◆ **DOCUMENT PASSAGE**:
Milam Audio Company, a Corporation v. Federal Express Corporation, a Corporation

41 F.3d 1511

NOTICE: Seventh Circuit Rule 53(b)(2) states unpublished orders shall not be cited or used as precedent except to support a claim of res judicata, collateral estoppel or law of the case in any federal court within the circuit.
MILAM AUDIO COMPANY, a Corporation Plaintiff-Appellant,
v.
FEDERAL EXPRESS CORPORATION, a Corporation, Defendant-Appellee.

No. 94-1942.

United States Court of Appeals, Seventh Circuit.

Argued Sept. 20, 1994.
Decided Nov. 2, 1994.

Before ESCHBACH, RIPPLE and ROVNER, Circuit Judges.

ORDER

1

For the reasons given in the attached order of the district court, we AFFIRM.

ATTACHMENT

2

UNITED STATES DISTRICT COURT CENTRAL DISTRICT OF ILLINOIS

3

Milam Audio Company, a corporation, Plaintiff,

4

v.

5

Federal Express Corp., a corporation, Defendant.

Case No. 93-1279

ORDER

6

Before the Court is Defendant's, Federal Express Corporation's, Motion for Summary Judgment [Doc. # 9]. Defendant in this case is an all cargo air carrier engaged in the business of delivering various types of packages to destinations both national and international. Plaintiff, Milam Audio Company, is an Illinois corporation that, upon occasion, uses Defendant to ship parcels to its customers. Plaintiff has brought this action based upon a theory of breach of contract alleging that Defendant failed to properly collect payment from the recipient of two packages sent by Plaintiff. Defendant claims in its Motion for Summary Judgment that it properly fulfilled its contractual obligations, or, in the alternative, that its liability is limited to the value declared by Plaintiff. The Court has jurisdiction over this matter pursuant to 28 U.S.C. Sec. 1331. See Angela Cummings, Inc. v. Purolator Courier Corp., 670 F.Supp. 92 (S.D.N.Y.1987).

7

"A motion for summary judgment is not an appropriate occasion for weighing the evidence; rather, the inquiry is limited to determining if there is a genuine issue for trial." Lohorn v. Michal, 913 F.2d 327, 331 (7th Cir.1990); See Anderson v. Liberty Lobby, Inc., 477 U.S. 242, 249, 106 S.Ct. 2505, 2510 (1986). This Court must "view the record and all inferences drawn from it in the light most favorable to the party opposing the motion." Holland v. Jefferson National Life Ins. Co., 883 F.2d 1307, 1312 (7th Cir.1989). When faced with a motion for summary judgment, the non-moving party may not rest on its pleadings. Rather, it is necessary for the non-moving party to demonstrate, through specific evidence, that there remains a genuine issue of triable fact. See Celotex Corp. v. Catrett, 477 U.S. 317, 324 (1986); Bank Leumi Le-Israel, B.M. v. Lee, 928 F.2d 232, 236 (7th Cir.1991).

◆ **DATA EXCERPT**:
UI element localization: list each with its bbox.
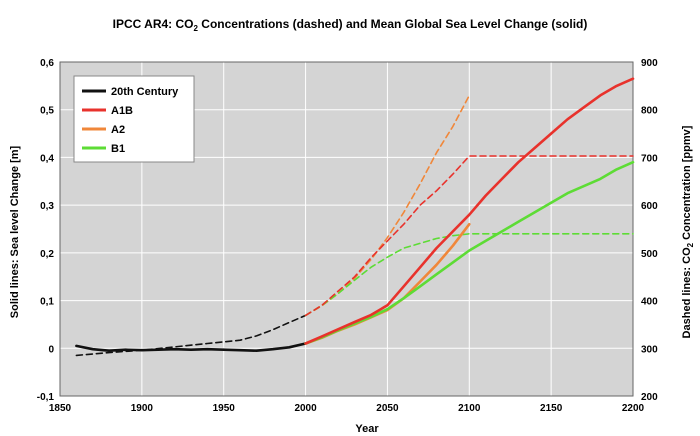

◆ **EXERCISE TASKS**:
A – From the court order, list the name of every court case it cites.
B – Using the court order, answer these questions:
(i) On what date was the appeal argued?
(ii) Under what statute does the district court say it has jurisdiction?
(iii) What kind of carrier is the defendant described as?
C – Extend the court order past its final sentence, keeping its legal style.

◆ **ANSWERS GIVEN**:
A –
Angela Cummings, Inc. v. Purolator Courier Corp.
Lohorn v. Michal
Anderson v. Liberty Lobby, Inc.
Holland v. Jefferson National Life Ins. Co.
Celotex Corp. v. Catrett
Bank Leumi Le-Israel, B.M. v. Lee

B –
(i) Sept. 20, 1994.
(ii) 28 U.S.C. Sec. 1331.
(iii) An all cargo air carrier.

C –
8

The facts pertinent to the Motion for Summary Judgment are straight forward and not in dispute. On or about March 10, 1993, Plaintiff entered into a contract for carriage with Defendant ("the contract"). The terms of this contract were laid out in the airbills associated with the packages and Defendant's Service Guide.1 Pursuant to the contract, Defendant was to pick up two packages from Plaintiff in Pekin, Illinois, and deliver them to Plaintiff's customer located in Chino Hills, California. Upon delivery, Defendant was to collect a cashier's check or money order in the amount of $6,978.50 from the Plaintiff's customer in Chino Hills. Defendant delivered the packages to the location in Chino Hills specified by Plaintiff and collected what appeared to be a valid cashier's check ("the check") for the sum of $6,978.50. Defendant then delivered the check to Plaintiff.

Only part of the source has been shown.